_Exercise task_
Would you transcribe the whole listing exactly, minus its pictures?

##########

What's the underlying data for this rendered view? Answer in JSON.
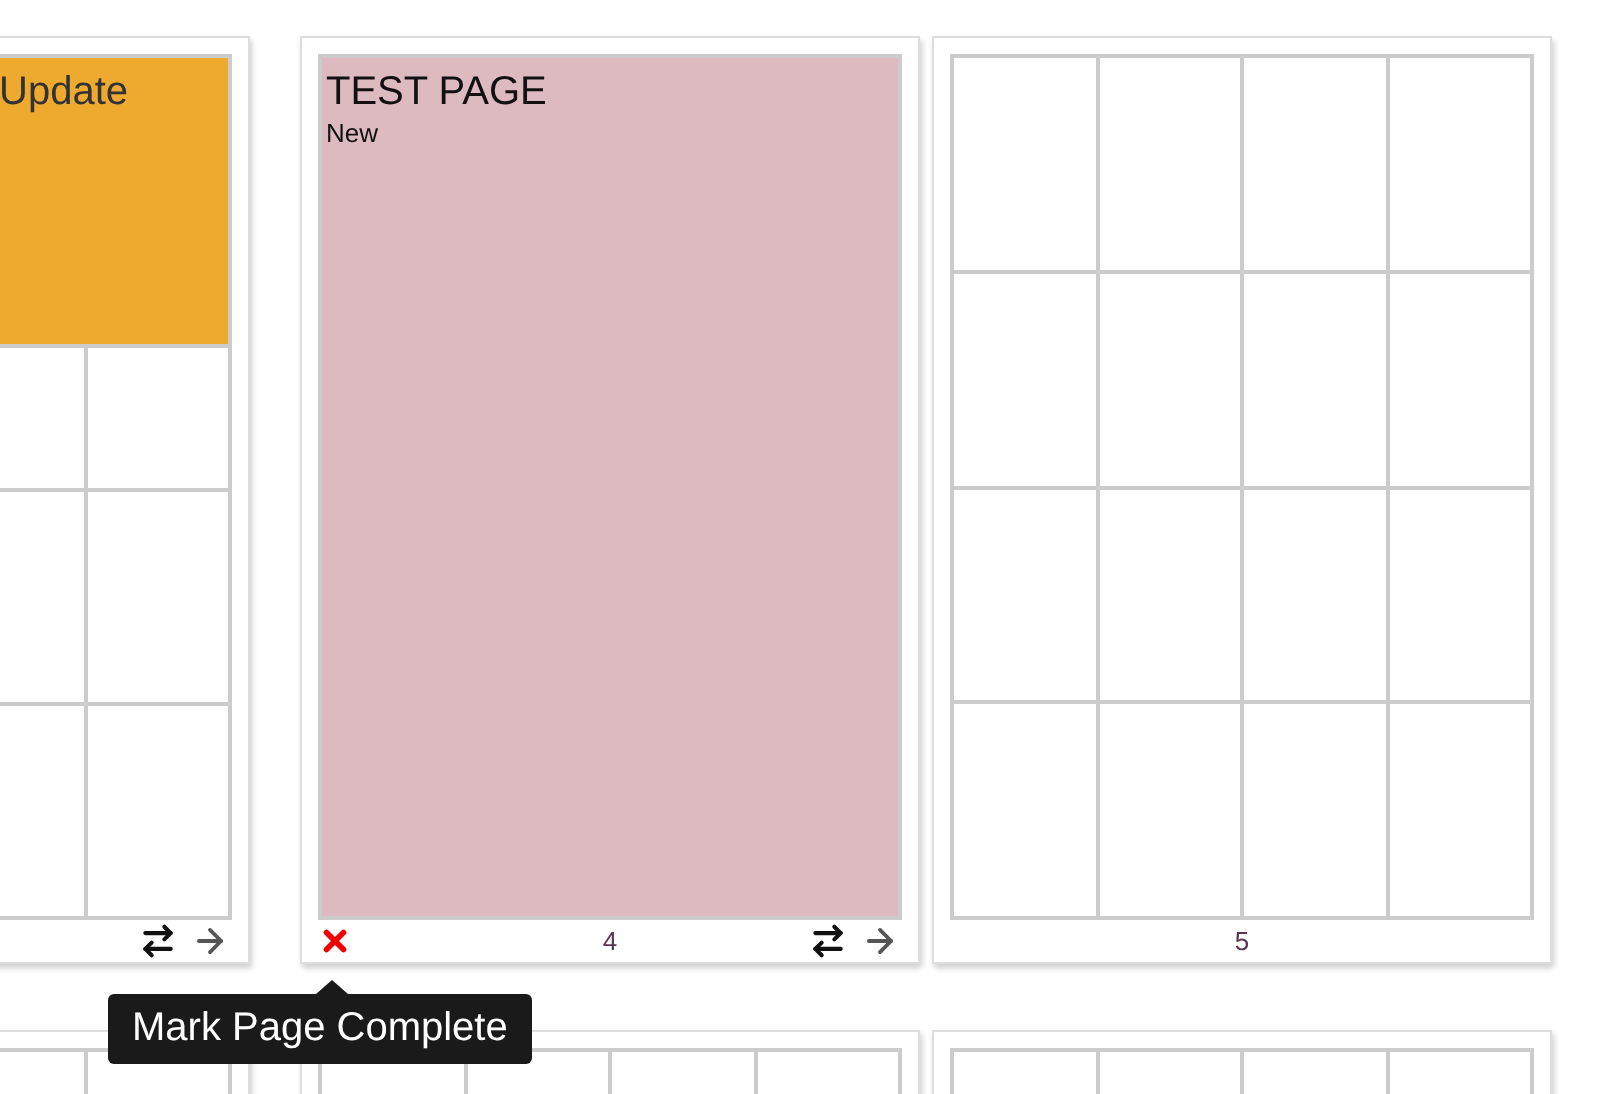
{
  "rows": [
    {
      "pages": [
        {
          "kind": "partial",
          "title": "Update",
          "color": "#eeaa2e",
          "actions": true
        },
        {
          "kind": "filled",
          "title": "TEST PAGE",
          "subtitle": "New",
          "color": "#ddb9c0",
          "number": "4",
          "actions": true,
          "complete": false
        },
        {
          "kind": "blank",
          "number": "5",
          "actions": false
        }
      ]
    },
    {
      "pages": [
        {
          "kind": "blank"
        },
        {
          "kind": "blank"
        },
        {
          "kind": "blank"
        }
      ]
    }
  ],
  "tooltip": {
    "text": "Mark Page Complete"
  }
}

##########

_The answer_
What's the underlying data for this rendered view? Answer in JSON.
{
  "rows": [
    {
      "pages": [
        {
          "kind": "partial",
          "title": "Update",
          "color": "#eeaa2e",
          "actions": true
        },
        {
          "kind": "filled",
          "title": "TEST PAGE",
          "subtitle": "New",
          "color": "#ddb9c0",
          "number": "4",
          "actions": true,
          "complete": false
        },
        {
          "kind": "blank",
          "number": "5",
          "actions": false
        }
      ]
    },
    {
      "pages": [
        {
          "kind": "blank"
        },
        {
          "kind": "blank"
        },
        {
          "kind": "blank"
        }
      ]
    }
  ],
  "tooltip": {
    "text": "Mark Page Complete"
  }
}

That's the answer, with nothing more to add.